**Records shown**
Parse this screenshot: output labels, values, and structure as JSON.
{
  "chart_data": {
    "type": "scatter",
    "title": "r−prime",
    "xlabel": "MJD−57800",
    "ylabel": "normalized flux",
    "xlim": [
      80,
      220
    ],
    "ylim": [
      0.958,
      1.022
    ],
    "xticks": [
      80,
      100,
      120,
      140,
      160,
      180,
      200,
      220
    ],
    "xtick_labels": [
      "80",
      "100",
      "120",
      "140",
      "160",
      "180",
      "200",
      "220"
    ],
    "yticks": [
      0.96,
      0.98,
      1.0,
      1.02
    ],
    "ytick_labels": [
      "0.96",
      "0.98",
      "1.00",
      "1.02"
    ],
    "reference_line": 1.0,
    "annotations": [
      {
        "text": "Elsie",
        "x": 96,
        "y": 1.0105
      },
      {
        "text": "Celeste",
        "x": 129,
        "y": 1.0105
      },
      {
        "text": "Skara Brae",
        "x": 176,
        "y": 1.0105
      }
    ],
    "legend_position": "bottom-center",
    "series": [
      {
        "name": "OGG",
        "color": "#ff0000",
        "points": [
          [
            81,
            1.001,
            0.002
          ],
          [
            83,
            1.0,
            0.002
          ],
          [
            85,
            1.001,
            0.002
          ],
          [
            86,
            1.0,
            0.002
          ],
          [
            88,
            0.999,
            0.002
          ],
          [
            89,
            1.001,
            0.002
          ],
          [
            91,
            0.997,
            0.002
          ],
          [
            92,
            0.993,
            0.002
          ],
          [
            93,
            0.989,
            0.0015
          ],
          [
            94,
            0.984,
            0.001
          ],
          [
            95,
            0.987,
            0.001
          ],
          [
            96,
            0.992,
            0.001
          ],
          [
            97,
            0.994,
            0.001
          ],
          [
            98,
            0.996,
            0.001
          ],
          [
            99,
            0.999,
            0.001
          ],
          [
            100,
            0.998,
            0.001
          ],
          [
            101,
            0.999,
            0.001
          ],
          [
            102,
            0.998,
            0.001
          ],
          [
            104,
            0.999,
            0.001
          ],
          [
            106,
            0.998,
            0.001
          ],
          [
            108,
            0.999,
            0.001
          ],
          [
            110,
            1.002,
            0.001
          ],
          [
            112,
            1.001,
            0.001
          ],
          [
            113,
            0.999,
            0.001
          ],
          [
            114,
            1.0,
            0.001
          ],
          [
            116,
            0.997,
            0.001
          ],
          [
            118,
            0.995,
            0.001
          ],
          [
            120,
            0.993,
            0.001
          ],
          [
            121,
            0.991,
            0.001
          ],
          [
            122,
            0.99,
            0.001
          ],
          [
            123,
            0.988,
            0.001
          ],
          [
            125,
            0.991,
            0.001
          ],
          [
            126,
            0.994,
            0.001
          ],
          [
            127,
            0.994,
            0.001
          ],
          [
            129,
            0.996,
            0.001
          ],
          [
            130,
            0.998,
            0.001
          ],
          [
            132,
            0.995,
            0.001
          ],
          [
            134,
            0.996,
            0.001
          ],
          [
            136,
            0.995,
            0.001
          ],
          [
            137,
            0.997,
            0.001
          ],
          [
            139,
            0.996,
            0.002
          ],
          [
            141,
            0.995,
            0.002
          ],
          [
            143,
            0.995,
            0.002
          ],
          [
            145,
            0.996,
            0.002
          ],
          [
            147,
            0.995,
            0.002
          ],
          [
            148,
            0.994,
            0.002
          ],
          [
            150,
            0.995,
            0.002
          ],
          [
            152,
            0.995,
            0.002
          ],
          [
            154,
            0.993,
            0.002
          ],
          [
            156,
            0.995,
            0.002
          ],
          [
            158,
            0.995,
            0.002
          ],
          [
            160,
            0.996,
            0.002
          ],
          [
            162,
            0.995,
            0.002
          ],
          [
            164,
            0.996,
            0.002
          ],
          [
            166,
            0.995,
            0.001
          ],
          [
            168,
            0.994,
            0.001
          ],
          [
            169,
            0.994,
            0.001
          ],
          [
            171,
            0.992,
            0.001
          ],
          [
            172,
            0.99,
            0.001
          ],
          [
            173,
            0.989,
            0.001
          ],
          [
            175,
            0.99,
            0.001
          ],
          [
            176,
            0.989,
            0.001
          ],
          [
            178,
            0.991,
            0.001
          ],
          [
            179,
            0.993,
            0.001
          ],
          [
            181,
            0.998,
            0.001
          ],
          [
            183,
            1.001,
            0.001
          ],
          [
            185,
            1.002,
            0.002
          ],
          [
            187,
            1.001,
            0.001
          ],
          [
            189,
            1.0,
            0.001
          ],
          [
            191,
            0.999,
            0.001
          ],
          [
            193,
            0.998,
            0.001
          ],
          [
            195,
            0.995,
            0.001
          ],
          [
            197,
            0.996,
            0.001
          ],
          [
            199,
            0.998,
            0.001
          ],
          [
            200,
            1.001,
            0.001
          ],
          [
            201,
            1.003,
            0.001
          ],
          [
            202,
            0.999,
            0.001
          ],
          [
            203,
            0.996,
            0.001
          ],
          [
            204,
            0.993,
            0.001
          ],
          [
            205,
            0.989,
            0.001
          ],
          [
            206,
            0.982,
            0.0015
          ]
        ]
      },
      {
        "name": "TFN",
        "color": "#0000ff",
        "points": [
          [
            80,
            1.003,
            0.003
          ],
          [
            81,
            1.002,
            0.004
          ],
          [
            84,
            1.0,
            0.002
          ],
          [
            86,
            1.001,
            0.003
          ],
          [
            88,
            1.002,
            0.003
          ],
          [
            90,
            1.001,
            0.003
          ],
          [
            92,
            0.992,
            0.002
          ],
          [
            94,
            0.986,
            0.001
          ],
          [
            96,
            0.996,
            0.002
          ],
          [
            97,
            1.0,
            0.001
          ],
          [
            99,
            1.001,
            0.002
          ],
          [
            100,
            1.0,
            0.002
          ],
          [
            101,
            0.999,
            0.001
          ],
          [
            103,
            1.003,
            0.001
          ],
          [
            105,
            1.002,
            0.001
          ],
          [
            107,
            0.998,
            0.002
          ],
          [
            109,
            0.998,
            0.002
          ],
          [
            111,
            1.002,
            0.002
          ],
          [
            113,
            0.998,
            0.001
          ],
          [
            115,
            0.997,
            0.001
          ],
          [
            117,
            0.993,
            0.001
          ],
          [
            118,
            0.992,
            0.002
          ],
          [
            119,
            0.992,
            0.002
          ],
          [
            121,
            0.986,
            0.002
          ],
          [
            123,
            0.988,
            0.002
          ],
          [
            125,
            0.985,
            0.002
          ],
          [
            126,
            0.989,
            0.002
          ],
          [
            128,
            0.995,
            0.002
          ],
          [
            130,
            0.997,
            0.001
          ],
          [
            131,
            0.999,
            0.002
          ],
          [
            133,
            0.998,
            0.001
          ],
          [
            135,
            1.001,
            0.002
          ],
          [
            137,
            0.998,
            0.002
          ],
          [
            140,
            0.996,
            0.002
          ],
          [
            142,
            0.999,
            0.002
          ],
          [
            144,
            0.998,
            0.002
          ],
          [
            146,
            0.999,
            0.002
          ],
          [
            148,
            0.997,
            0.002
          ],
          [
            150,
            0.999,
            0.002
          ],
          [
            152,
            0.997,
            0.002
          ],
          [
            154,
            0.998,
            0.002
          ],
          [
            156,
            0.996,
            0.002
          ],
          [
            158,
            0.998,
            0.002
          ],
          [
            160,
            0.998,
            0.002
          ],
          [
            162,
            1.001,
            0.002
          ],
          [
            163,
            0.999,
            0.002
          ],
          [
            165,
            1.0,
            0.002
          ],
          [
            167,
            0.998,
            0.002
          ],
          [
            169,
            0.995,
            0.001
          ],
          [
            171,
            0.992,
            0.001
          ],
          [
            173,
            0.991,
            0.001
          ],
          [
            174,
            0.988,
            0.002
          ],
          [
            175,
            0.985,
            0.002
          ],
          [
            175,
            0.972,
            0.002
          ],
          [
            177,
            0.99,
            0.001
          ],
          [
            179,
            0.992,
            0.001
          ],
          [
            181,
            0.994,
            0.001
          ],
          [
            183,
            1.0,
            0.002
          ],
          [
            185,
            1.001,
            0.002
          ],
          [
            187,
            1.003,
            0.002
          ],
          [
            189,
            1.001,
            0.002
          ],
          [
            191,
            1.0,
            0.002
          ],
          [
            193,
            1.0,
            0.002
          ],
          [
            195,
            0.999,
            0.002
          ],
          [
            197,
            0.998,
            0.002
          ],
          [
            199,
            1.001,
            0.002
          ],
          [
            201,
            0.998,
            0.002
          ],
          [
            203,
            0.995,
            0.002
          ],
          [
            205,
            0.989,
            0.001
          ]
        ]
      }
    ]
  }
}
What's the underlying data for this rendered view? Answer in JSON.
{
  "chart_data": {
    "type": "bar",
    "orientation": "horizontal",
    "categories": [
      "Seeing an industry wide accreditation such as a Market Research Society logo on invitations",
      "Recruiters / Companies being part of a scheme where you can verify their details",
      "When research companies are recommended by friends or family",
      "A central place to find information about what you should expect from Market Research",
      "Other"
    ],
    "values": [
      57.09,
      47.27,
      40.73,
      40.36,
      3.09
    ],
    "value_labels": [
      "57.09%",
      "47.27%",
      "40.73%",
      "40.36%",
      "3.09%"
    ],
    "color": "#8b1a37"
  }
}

**Task statement**
Exactly reproduce the lines from the one containing "What's the underlying" through the end of the records, and only those lines.

**Result below**
What's the underlying data for this rendered view? Answer in JSON.
{
  "chart_data": {
    "type": "bar",
    "orientation": "horizontal",
    "categories": [
      "Seeing an industry wide accreditation such as a Market Research Society logo on invitations",
      "Recruiters / Companies being part of a scheme where you can verify their details",
      "When research companies are recommended by friends or family",
      "A central place to find information about what you should expect from Market Research",
      "Other"
    ],
    "values": [
      57.09,
      47.27,
      40.73,
      40.36,
      3.09
    ],
    "value_labels": [
      "57.09%",
      "47.27%",
      "40.73%",
      "40.36%",
      "3.09%"
    ],
    "color": "#8b1a37"
  }
}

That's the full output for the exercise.